- _Challenge_: Write out the material again word for word, dropping any images it holds.

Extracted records
┄┄┄┄┄┄┄┄┄┄┄┄┄┄┄┄┄┄┄┄

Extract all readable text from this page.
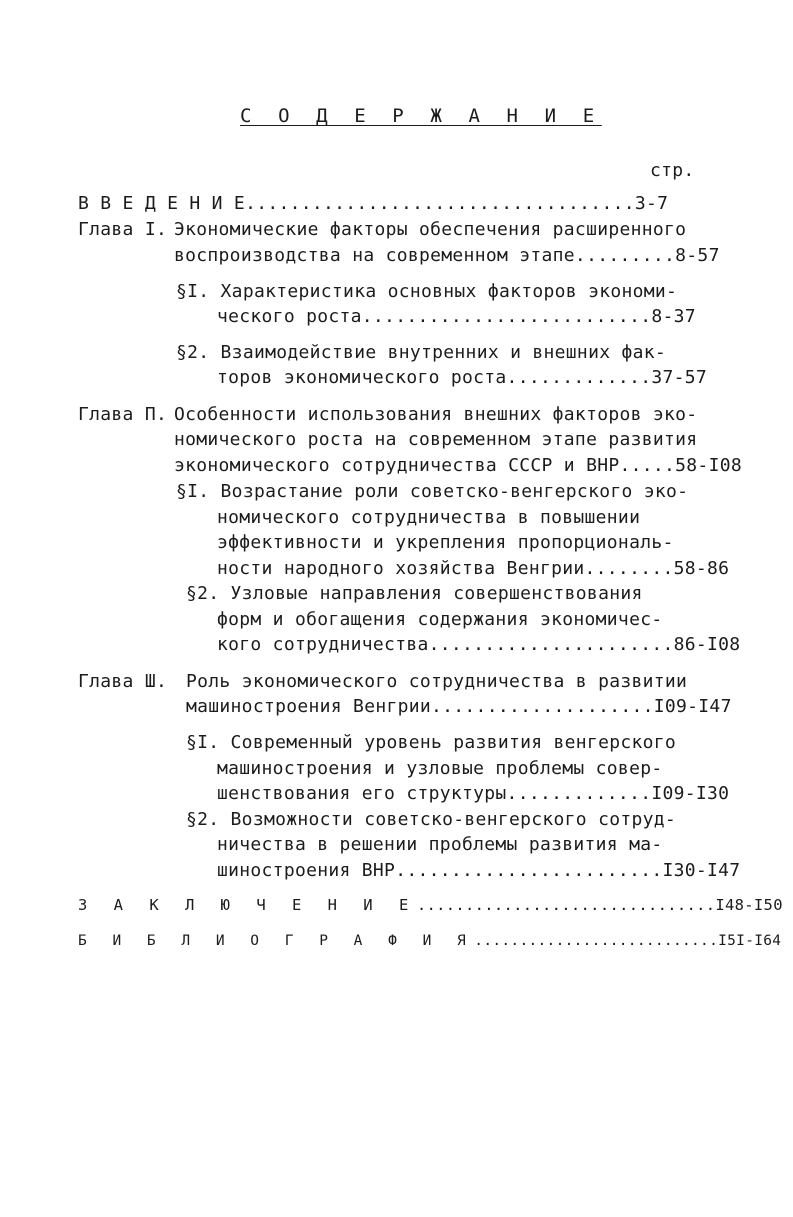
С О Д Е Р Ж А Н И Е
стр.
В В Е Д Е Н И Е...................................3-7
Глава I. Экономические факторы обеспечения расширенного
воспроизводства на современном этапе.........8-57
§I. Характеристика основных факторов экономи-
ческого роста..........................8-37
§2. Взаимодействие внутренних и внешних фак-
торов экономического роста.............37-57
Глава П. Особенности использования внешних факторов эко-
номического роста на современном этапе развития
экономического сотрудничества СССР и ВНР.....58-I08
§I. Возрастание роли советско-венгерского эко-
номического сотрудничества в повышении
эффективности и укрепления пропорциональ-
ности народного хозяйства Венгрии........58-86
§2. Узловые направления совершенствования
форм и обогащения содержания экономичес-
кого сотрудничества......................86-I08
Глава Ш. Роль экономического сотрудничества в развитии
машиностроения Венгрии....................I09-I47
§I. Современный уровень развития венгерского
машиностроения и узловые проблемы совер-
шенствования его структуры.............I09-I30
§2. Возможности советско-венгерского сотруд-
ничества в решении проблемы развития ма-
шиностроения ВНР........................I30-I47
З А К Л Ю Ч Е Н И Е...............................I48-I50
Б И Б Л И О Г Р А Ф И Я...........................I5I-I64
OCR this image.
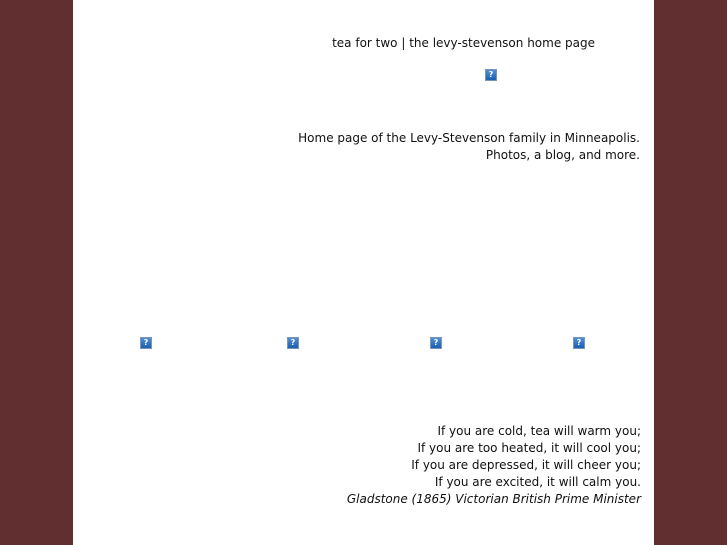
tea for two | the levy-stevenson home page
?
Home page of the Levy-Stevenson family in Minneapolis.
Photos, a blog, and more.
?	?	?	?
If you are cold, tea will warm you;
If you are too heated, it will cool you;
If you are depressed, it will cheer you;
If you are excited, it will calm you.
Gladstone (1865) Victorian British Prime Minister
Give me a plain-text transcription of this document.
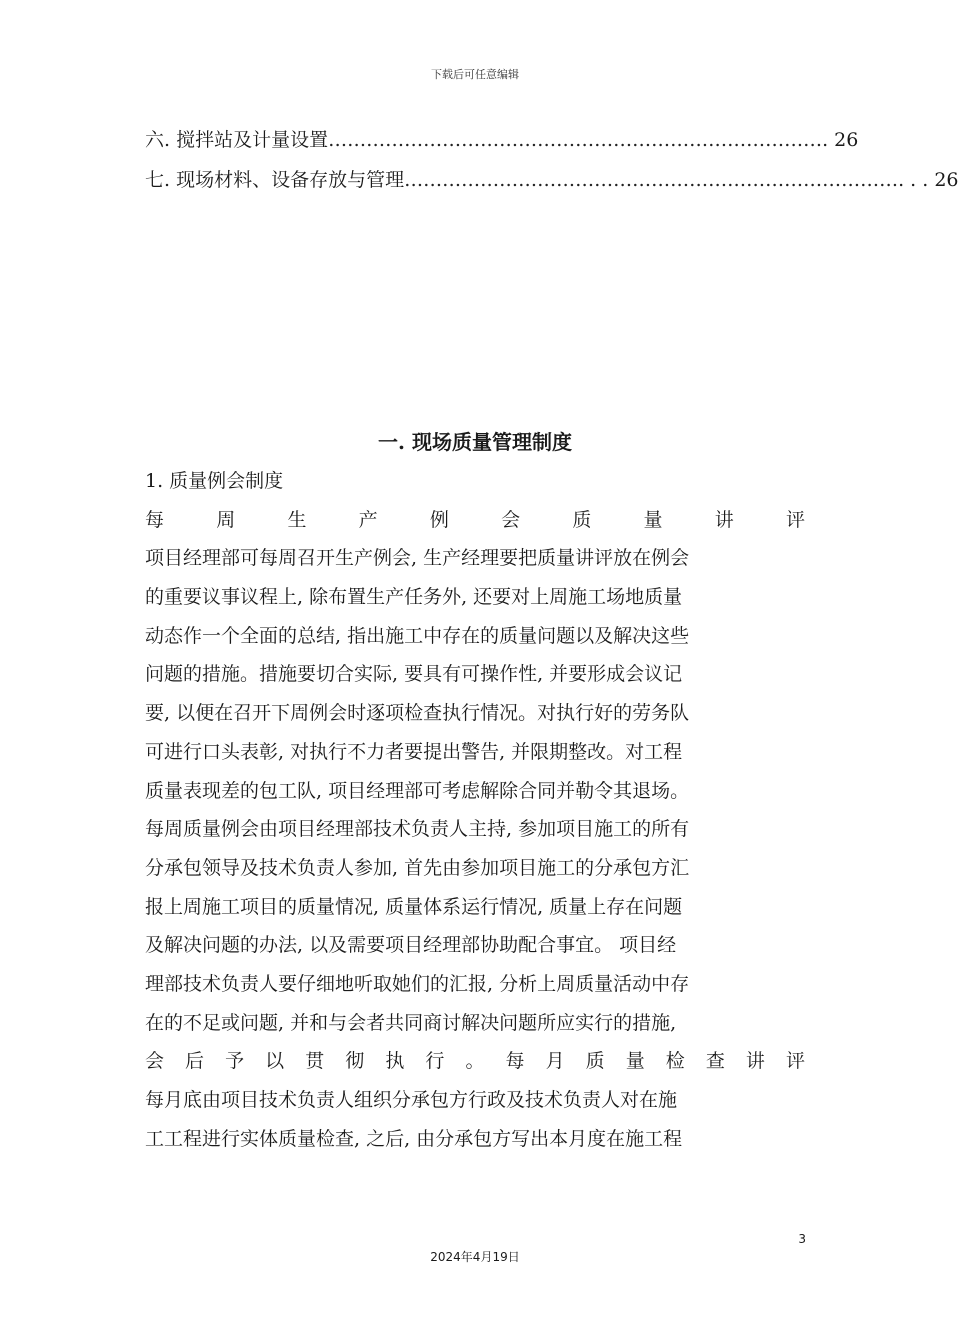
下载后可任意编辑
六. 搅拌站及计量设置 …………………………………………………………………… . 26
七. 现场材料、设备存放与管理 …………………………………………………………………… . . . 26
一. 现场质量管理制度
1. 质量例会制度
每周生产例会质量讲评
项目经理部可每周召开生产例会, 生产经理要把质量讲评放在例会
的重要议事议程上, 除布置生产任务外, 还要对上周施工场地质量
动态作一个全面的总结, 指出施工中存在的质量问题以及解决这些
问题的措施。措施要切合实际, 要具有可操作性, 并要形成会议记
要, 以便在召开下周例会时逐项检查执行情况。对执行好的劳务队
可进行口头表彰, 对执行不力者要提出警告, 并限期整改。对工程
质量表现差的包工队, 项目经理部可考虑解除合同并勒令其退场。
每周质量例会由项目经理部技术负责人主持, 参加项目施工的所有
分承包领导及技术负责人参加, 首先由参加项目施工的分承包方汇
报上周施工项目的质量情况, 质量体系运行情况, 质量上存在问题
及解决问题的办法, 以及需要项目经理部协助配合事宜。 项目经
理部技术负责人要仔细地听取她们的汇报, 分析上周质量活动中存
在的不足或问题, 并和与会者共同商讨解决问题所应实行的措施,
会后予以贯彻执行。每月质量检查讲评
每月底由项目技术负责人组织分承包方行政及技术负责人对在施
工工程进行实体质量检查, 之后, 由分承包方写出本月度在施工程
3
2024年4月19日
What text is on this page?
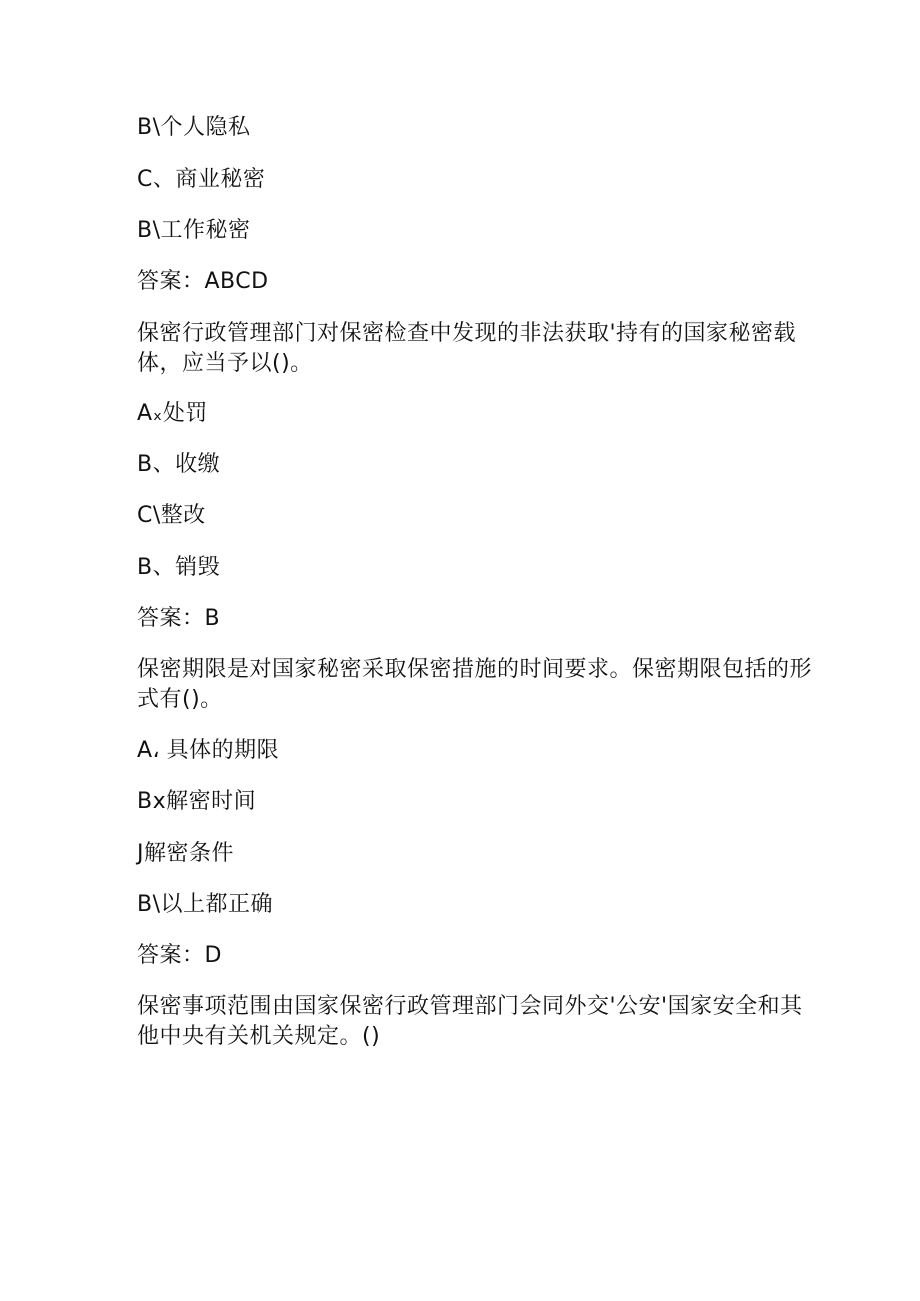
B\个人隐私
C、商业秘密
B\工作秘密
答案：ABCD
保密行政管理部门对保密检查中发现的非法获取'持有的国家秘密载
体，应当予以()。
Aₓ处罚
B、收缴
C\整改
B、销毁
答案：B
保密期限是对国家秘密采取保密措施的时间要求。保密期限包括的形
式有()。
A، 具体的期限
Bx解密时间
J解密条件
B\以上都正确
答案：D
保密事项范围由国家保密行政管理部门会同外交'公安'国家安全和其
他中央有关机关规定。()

┄┄┄┄┄┄┄┄┄┄┄┄┄┄┄┄┄┄┄┄

- _Answer for the task_:
Extract all readable text from this page.
С О Д Е Р Ж А Н И Е
стр.
В В Е Д Е Н И Е...................................3-7
Глава I. Экономические факторы обеспечения расширенного
воспроизводства на современном этапе.........8-57
§I. Характеристика основных факторов экономи-
ческого роста..........................8-37
§2. Взаимодействие внутренних и внешних фак-
торов экономического роста.............37-57
Глава П. Особенности использования внешних факторов эко-
номического роста на современном этапе развития
экономического сотрудничества СССР и ВНР.....58-I08
§I. Возрастание роли советско-венгерского эко-
номического сотрудничества в повышении
эффективности и укрепления пропорциональ-
ности народного хозяйства Венгрии........58-86
§2. Узловые направления совершенствования
форм и обогащения содержания экономичес-
кого сотрудничества......................86-I08
Глава Ш. Роль экономического сотрудничества в развитии
машиностроения Венгрии....................I09-I47
§I. Современный уровень развития венгерского
машиностроения и узловые проблемы совер-
шенствования его структуры.............I09-I30
§2. Возможности советско-венгерского сотруд-
ничества в решении проблемы развития ма-
шиностроения ВНР........................I30-I47
З А К Л Ю Ч Е Н И Е...............................I48-I50
Б И Б Л И О Г Р А Ф И Я...........................I5I-I64
OCR this image.
tea for two | the levy-stevenson home page
?
Home page of the Levy-Stevenson family in Minneapolis.
Photos, a blog, and more.
?	?	?	?
If you are cold, tea will warm you;
If you are too heated, it will cool you;
If you are depressed, it will cheer you;
If you are excited, it will calm you.
Gladstone (1865) Victorian British Prime Minister
Give me a plain-text transcription of this document.
下载后可任意编辑
六. 搅拌站及计量设置 …………………………………………………………………… . 26
七. 现场材料、设备存放与管理 …………………………………………………………………… . . . 26
一. 现场质量管理制度
1. 质量例会制度
每周生产例会质量讲评
项目经理部可每周召开生产例会, 生产经理要把质量讲评放在例会
的重要议事议程上, 除布置生产任务外, 还要对上周施工场地质量
动态作一个全面的总结, 指出施工中存在的质量问题以及解决这些
问题的措施。措施要切合实际, 要具有可操作性, 并要形成会议记
要, 以便在召开下周例会时逐项检查执行情况。对执行好的劳务队
可进行口头表彰, 对执行不力者要提出警告, 并限期整改。对工程
质量表现差的包工队, 项目经理部可考虑解除合同并勒令其退场。
每周质量例会由项目经理部技术负责人主持, 参加项目施工的所有
分承包领导及技术负责人参加, 首先由参加项目施工的分承包方汇
报上周施工项目的质量情况, 质量体系运行情况, 质量上存在问题
及解决问题的办法, 以及需要项目经理部协助配合事宜。 项目经
理部技术负责人要仔细地听取她们的汇报, 分析上周质量活动中存
在的不足或问题, 并和与会者共同商讨解决问题所应实行的措施,
会后予以贯彻执行。每月质量检查讲评
每月底由项目技术负责人组织分承包方行政及技术负责人对在施
工工程进行实体质量检查, 之后, 由分承包方写出本月度在施工程
3
2024年4月19日
What text is on this page?
B\个人隐私
C、商业秘密
B\工作秘密
答案：ABCD
保密行政管理部门对保密检查中发现的非法获取'持有的国家秘密载
体，应当予以()。
Aₓ处罚
B、收缴
C\整改
B、销毁
答案：B
保密期限是对国家秘密采取保密措施的时间要求。保密期限包括的形
式有()。
A، 具体的期限
Bx解密时间
J解密条件
B\以上都正确
答案：D
保密事项范围由国家保密行政管理部门会同外交'公安'国家安全和其
他中央有关机关规定。()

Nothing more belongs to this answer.